• [The request]:
Look for the string "bottom" in the lines and copy each line that has it.

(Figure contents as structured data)
#####
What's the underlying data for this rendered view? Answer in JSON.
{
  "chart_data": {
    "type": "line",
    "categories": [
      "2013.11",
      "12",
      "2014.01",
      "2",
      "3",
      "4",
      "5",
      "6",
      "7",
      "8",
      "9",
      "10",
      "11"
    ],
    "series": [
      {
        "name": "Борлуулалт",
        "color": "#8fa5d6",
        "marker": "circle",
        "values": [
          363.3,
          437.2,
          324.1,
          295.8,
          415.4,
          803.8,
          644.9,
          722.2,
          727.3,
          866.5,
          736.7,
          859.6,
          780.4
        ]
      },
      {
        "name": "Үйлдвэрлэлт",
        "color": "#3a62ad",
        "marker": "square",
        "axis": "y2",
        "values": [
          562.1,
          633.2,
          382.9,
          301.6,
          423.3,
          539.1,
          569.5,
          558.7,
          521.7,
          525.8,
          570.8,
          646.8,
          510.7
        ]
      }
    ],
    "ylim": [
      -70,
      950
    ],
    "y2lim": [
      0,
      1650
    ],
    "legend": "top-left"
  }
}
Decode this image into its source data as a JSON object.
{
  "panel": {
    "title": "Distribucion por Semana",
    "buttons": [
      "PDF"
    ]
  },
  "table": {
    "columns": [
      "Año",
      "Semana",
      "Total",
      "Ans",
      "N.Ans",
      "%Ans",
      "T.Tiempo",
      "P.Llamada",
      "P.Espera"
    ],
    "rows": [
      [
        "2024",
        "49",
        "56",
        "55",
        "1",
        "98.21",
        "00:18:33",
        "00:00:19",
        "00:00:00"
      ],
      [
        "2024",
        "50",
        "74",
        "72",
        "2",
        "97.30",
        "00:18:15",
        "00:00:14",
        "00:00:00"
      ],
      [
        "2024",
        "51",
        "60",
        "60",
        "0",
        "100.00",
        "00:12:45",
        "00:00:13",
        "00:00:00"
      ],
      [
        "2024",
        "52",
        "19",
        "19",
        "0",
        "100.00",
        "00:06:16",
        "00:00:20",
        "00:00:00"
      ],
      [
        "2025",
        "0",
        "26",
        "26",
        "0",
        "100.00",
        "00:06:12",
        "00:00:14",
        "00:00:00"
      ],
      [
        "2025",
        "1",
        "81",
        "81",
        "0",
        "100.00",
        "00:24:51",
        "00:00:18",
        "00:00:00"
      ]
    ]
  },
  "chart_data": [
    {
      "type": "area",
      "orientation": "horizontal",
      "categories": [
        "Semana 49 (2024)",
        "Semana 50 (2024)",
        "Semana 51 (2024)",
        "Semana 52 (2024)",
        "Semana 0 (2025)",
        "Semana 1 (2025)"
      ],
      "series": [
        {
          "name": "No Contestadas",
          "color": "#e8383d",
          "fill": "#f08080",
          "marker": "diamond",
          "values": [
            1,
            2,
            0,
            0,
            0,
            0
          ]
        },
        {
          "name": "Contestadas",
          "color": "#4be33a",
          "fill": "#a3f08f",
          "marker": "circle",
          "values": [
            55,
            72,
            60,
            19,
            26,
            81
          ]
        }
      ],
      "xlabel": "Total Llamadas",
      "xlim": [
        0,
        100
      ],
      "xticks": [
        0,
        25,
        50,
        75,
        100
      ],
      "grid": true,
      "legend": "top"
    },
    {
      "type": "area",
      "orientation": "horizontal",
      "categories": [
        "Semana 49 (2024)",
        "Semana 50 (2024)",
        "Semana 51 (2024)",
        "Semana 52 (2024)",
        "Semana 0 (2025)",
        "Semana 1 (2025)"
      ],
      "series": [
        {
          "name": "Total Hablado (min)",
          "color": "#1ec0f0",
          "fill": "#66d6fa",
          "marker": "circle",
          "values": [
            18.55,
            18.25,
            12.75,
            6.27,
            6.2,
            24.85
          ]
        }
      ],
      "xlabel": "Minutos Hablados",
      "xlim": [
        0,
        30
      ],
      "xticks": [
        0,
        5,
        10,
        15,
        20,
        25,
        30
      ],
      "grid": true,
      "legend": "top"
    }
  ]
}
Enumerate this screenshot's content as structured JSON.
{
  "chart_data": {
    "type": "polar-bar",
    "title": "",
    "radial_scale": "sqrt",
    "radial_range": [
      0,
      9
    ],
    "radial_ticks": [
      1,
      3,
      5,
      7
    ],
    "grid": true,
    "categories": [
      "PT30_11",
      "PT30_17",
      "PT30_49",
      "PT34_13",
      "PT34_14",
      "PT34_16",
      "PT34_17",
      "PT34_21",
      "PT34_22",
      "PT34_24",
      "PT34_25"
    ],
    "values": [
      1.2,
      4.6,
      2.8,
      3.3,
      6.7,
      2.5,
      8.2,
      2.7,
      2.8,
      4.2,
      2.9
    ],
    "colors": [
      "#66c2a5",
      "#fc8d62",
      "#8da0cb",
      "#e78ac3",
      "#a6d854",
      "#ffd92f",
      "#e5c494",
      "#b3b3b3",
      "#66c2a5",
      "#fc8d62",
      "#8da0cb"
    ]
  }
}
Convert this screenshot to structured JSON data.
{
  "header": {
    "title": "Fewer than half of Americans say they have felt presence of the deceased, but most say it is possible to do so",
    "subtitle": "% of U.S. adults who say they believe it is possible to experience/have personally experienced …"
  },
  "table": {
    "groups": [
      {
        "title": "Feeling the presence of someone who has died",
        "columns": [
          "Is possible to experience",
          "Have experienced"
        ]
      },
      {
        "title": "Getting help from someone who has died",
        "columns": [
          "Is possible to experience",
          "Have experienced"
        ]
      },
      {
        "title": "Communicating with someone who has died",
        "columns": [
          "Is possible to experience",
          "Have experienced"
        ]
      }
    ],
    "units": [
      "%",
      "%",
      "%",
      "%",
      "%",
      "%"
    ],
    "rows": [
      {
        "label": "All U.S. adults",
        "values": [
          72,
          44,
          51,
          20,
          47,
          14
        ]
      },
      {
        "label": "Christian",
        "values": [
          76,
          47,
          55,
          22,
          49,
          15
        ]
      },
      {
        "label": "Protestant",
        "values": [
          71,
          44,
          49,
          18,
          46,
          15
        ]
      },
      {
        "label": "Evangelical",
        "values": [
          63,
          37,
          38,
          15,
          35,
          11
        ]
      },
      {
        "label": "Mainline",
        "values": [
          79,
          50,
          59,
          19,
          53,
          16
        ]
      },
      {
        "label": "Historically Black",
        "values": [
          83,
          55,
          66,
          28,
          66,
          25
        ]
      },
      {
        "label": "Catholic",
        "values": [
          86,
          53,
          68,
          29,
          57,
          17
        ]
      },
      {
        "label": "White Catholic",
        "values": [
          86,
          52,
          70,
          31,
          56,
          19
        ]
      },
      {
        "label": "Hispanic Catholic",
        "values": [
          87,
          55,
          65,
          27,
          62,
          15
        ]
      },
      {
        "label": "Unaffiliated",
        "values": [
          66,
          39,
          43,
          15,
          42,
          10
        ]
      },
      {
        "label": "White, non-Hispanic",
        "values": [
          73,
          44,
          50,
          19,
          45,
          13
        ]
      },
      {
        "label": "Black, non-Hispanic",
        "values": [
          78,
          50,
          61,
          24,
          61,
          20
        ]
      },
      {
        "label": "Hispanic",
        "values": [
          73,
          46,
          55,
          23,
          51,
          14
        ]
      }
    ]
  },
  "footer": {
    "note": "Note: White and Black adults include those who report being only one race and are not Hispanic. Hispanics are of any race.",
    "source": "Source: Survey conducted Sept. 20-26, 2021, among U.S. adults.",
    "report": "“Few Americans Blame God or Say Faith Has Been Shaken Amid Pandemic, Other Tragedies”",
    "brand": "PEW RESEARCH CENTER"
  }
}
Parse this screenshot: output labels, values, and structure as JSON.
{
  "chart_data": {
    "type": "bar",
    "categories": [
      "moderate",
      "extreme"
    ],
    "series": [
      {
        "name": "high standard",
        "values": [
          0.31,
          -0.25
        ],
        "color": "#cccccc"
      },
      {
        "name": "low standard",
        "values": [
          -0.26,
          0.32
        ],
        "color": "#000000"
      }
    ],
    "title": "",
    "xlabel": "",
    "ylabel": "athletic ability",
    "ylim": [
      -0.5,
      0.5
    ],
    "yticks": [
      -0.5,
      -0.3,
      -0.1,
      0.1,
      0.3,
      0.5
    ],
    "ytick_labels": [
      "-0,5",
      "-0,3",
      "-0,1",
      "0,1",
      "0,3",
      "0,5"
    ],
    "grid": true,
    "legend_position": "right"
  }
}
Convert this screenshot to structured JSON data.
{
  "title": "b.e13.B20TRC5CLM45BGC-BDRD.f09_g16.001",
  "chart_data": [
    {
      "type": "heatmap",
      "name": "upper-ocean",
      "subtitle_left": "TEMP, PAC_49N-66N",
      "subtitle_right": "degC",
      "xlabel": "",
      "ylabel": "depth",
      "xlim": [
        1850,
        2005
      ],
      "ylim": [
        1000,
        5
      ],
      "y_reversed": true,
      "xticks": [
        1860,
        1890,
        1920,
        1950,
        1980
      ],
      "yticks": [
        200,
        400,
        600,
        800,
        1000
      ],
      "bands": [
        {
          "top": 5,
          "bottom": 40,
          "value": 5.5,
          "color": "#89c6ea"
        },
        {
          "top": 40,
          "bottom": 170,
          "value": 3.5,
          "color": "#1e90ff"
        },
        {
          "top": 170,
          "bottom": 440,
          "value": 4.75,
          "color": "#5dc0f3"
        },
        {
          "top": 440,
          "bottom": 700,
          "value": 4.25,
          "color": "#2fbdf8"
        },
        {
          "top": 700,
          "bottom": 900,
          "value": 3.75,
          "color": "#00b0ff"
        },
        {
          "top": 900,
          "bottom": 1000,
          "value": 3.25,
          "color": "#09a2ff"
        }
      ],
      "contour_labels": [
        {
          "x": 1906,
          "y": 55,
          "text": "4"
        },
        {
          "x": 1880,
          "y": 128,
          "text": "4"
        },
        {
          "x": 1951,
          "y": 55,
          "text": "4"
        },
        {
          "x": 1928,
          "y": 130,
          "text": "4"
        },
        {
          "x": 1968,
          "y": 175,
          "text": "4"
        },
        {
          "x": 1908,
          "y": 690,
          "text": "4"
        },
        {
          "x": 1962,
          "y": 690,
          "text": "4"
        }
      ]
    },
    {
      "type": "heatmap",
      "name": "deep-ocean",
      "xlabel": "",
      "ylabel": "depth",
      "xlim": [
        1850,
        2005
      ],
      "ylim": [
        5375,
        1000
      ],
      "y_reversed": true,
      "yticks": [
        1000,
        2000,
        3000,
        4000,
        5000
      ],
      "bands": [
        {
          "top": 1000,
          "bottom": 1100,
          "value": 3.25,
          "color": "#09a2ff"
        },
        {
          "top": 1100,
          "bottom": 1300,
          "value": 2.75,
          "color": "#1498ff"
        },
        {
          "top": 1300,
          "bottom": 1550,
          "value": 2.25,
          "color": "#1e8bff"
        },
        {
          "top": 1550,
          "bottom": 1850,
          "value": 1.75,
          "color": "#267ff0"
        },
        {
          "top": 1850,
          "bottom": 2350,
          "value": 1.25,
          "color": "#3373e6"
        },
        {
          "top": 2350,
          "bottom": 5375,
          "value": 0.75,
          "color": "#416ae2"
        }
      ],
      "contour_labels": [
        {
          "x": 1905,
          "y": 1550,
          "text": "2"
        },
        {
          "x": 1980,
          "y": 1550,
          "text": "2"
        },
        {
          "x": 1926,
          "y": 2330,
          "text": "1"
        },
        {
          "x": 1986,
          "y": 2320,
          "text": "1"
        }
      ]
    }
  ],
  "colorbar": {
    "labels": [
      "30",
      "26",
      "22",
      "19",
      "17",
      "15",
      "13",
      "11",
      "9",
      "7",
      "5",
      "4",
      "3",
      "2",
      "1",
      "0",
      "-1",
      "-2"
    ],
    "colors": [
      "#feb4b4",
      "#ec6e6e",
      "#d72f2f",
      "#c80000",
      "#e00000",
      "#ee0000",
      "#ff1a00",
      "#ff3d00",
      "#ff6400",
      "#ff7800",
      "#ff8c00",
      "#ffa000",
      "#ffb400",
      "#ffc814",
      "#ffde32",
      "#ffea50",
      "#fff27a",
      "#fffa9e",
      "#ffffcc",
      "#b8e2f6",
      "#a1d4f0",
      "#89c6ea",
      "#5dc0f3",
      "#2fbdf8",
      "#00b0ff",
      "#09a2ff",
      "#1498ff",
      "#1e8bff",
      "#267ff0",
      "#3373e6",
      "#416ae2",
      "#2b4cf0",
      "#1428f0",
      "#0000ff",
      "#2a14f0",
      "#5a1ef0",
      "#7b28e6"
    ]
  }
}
#####
• [Response below]:
          "bottom": 40,
          "bottom": 170,
          "bottom": 440,
          "bottom": 700,
          "bottom": 900,
          "bottom": 1000,
          "bottom": 1100,
          "bottom": 1300,
          "bottom": 1550,
          "bottom": 1850,
          "bottom": 2350,
          "bottom": 5375,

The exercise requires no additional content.